### WRITTEN TASK
Give the entries back exactly, dropping each image.

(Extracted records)
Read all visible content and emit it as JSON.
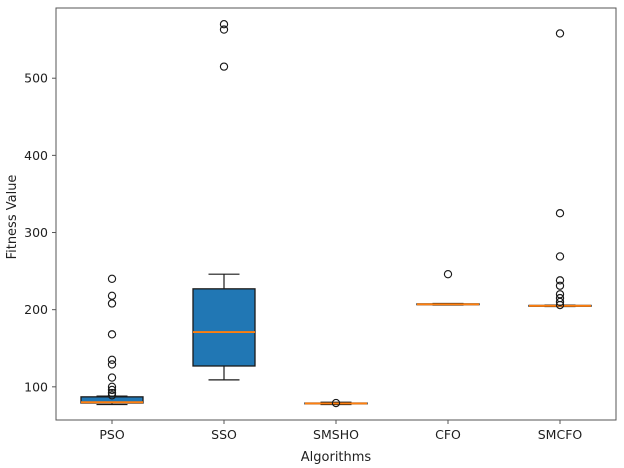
{
  "chart_data": {
    "type": "boxplot",
    "title": "",
    "xlabel": "Algorithms",
    "ylabel": "Fitness Value",
    "categories": [
      "PSO",
      "SSO",
      "SMSHO",
      "CFO",
      "SMCFO"
    ],
    "yticks": [
      100,
      200,
      300,
      400,
      500
    ],
    "ylim": [
      57,
      591
    ],
    "grid": false,
    "legend": "none",
    "colors": {
      "box_fill": "#2177b4",
      "box_edge": "#1a1a1a",
      "median": "#ff7f0e",
      "whisker": "#1a1a1a",
      "spine": "#555555",
      "text": "#1f1f1f",
      "background": "#ffffff"
    },
    "series": [
      {
        "name": "PSO",
        "whisker_low": 77,
        "q1": 79,
        "median": 80,
        "q3": 87,
        "whisker_high": 88,
        "fliers": [
          240,
          218,
          208,
          168,
          135,
          129,
          112,
          100,
          96,
          92,
          89
        ]
      },
      {
        "name": "SSO",
        "whisker_low": 109,
        "q1": 127,
        "median": 171,
        "q3": 227,
        "whisker_high": 246,
        "fliers": [
          515,
          563,
          570
        ]
      },
      {
        "name": "SMSHO",
        "whisker_low": 77,
        "q1": 78,
        "median": 78.5,
        "q3": 79,
        "whisker_high": 80,
        "fliers": [
          79
        ]
      },
      {
        "name": "CFO",
        "whisker_low": 206,
        "q1": 206.5,
        "median": 207,
        "q3": 207.5,
        "whisker_high": 208,
        "fliers": [
          246
        ]
      },
      {
        "name": "SMCFO",
        "whisker_low": 204,
        "q1": 204.5,
        "median": 205,
        "q3": 205.5,
        "whisker_high": 206,
        "fliers": [
          558,
          325,
          269,
          238,
          231,
          220,
          215,
          210,
          206
        ]
      }
    ]
  }
}
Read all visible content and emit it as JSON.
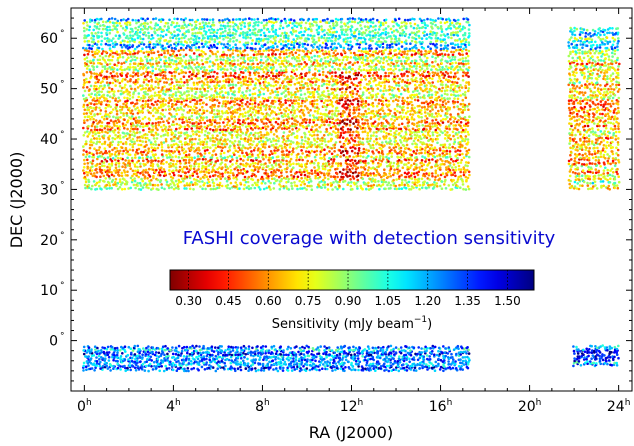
{
  "chart_data": {
    "type": "scatter",
    "title": "",
    "annotation": "FASHI coverage with detection sensitivity",
    "annotation_color": "#0a0ad0",
    "xlabel": "RA (J2000)",
    "ylabel": "DEC (J2000)",
    "x_unit": "hours",
    "y_unit": "degrees",
    "xlim": [
      -0.6,
      24.6
    ],
    "ylim": [
      -10,
      66
    ],
    "x_ticks": [
      0,
      4,
      8,
      12,
      16,
      20,
      24
    ],
    "x_tick_labels": [
      "0",
      "4",
      "8",
      "12",
      "16",
      "20",
      "24"
    ],
    "x_tick_suffix": "h",
    "y_ticks": [
      0,
      10,
      20,
      30,
      40,
      50,
      60
    ],
    "y_tick_labels": [
      "0",
      "10",
      "20",
      "30",
      "40",
      "50",
      "60"
    ],
    "y_tick_suffix": "°",
    "grid": false,
    "coverage_regions": [
      {
        "name": "north-main",
        "ra_range": [
          0,
          17.3
        ],
        "dec_range": [
          30,
          64
        ]
      },
      {
        "name": "north-right",
        "ra_range": [
          21.8,
          24
        ],
        "dec_range": [
          30,
          62
        ]
      },
      {
        "name": "south-main",
        "ra_range": [
          0,
          17.3
        ],
        "dec_range": [
          -6,
          -1
        ]
      },
      {
        "name": "south-right",
        "ra_range": [
          22,
          24
        ],
        "dec_range": [
          -5,
          -1
        ]
      }
    ],
    "colorbar": {
      "label": "Sensitivity (mJy beam",
      "label_sup": "−1",
      "label_end": ")",
      "range": [
        0.23,
        1.6
      ],
      "ticks": [
        0.3,
        0.45,
        0.6,
        0.75,
        0.9,
        1.05,
        1.2,
        1.35,
        1.5
      ],
      "tick_labels": [
        "0.30",
        "0.45",
        "0.60",
        "0.75",
        "0.90",
        "1.05",
        "1.20",
        "1.35",
        "1.50"
      ],
      "colormap": "jet"
    }
  }
}
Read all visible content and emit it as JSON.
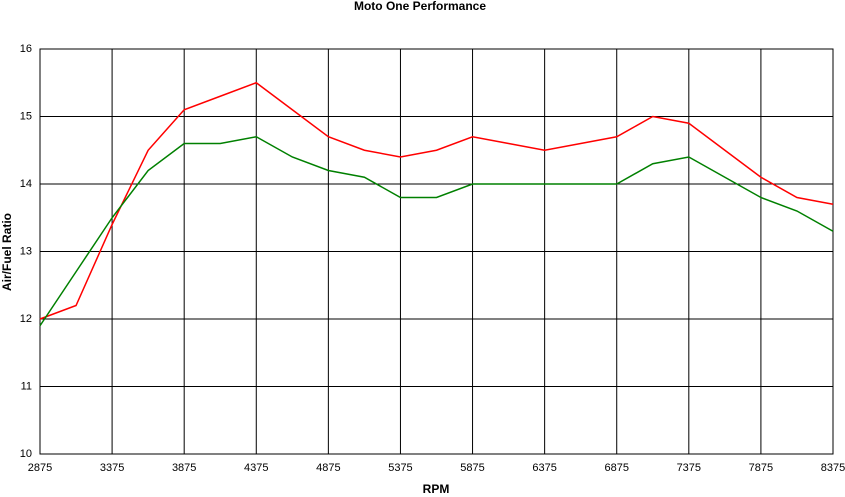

### THE REPLY
Read all visible content and emit it as JSON.
{
  "chart_data": {
    "type": "boxplot",
    "title": "",
    "xlabel": "Algorithms",
    "ylabel": "Fitness Value",
    "categories": [
      "PSO",
      "SSO",
      "SMSHO",
      "CFO",
      "SMCFO"
    ],
    "yticks": [
      100,
      200,
      300,
      400,
      500
    ],
    "ylim": [
      57,
      591
    ],
    "grid": false,
    "legend": "none",
    "colors": {
      "box_fill": "#2177b4",
      "box_edge": "#1a1a1a",
      "median": "#ff7f0e",
      "whisker": "#1a1a1a",
      "spine": "#555555",
      "text": "#1f1f1f",
      "background": "#ffffff"
    },
    "series": [
      {
        "name": "PSO",
        "whisker_low": 77,
        "q1": 79,
        "median": 80,
        "q3": 87,
        "whisker_high": 88,
        "fliers": [
          240,
          218,
          208,
          168,
          135,
          129,
          112,
          100,
          96,
          92,
          89
        ]
      },
      {
        "name": "SSO",
        "whisker_low": 109,
        "q1": 127,
        "median": 171,
        "q3": 227,
        "whisker_high": 246,
        "fliers": [
          515,
          563,
          570
        ]
      },
      {
        "name": "SMSHO",
        "whisker_low": 77,
        "q1": 78,
        "median": 78.5,
        "q3": 79,
        "whisker_high": 80,
        "fliers": [
          79
        ]
      },
      {
        "name": "CFO",
        "whisker_low": 206,
        "q1": 206.5,
        "median": 207,
        "q3": 207.5,
        "whisker_high": 208,
        "fliers": [
          246
        ]
      },
      {
        "name": "SMCFO",
        "whisker_low": 204,
        "q1": 204.5,
        "median": 205,
        "q3": 205.5,
        "whisker_high": 206,
        "fliers": [
          558,
          325,
          269,
          238,
          231,
          220,
          215,
          210,
          206
        ]
      }
    ]
  }
}
Read all visible content and emit it as JSON.
{
  "chart_data": {
    "type": "scatter",
    "title": "",
    "annotation": "FASHI coverage with detection sensitivity",
    "annotation_color": "#0a0ad0",
    "xlabel": "RA (J2000)",
    "ylabel": "DEC (J2000)",
    "x_unit": "hours",
    "y_unit": "degrees",
    "xlim": [
      -0.6,
      24.6
    ],
    "ylim": [
      -10,
      66
    ],
    "x_ticks": [
      0,
      4,
      8,
      12,
      16,
      20,
      24
    ],
    "x_tick_labels": [
      "0",
      "4",
      "8",
      "12",
      "16",
      "20",
      "24"
    ],
    "x_tick_suffix": "h",
    "y_ticks": [
      0,
      10,
      20,
      30,
      40,
      50,
      60
    ],
    "y_tick_labels": [
      "0",
      "10",
      "20",
      "30",
      "40",
      "50",
      "60"
    ],
    "y_tick_suffix": "°",
    "grid": false,
    "coverage_regions": [
      {
        "name": "north-main",
        "ra_range": [
          0,
          17.3
        ],
        "dec_range": [
          30,
          64
        ]
      },
      {
        "name": "north-right",
        "ra_range": [
          21.8,
          24
        ],
        "dec_range": [
          30,
          62
        ]
      },
      {
        "name": "south-main",
        "ra_range": [
          0,
          17.3
        ],
        "dec_range": [
          -6,
          -1
        ]
      },
      {
        "name": "south-right",
        "ra_range": [
          22,
          24
        ],
        "dec_range": [
          -5,
          -1
        ]
      }
    ],
    "colorbar": {
      "label": "Sensitivity (mJy beam",
      "label_sup": "−1",
      "label_end": ")",
      "range": [
        0.23,
        1.6
      ],
      "ticks": [
        0.3,
        0.45,
        0.6,
        0.75,
        0.9,
        1.05,
        1.2,
        1.35,
        1.5
      ],
      "tick_labels": [
        "0.30",
        "0.45",
        "0.60",
        "0.75",
        "0.90",
        "1.05",
        "1.20",
        "1.35",
        "1.50"
      ],
      "colormap": "jet"
    }
  }
}
Read all visible content and emit it as JSON.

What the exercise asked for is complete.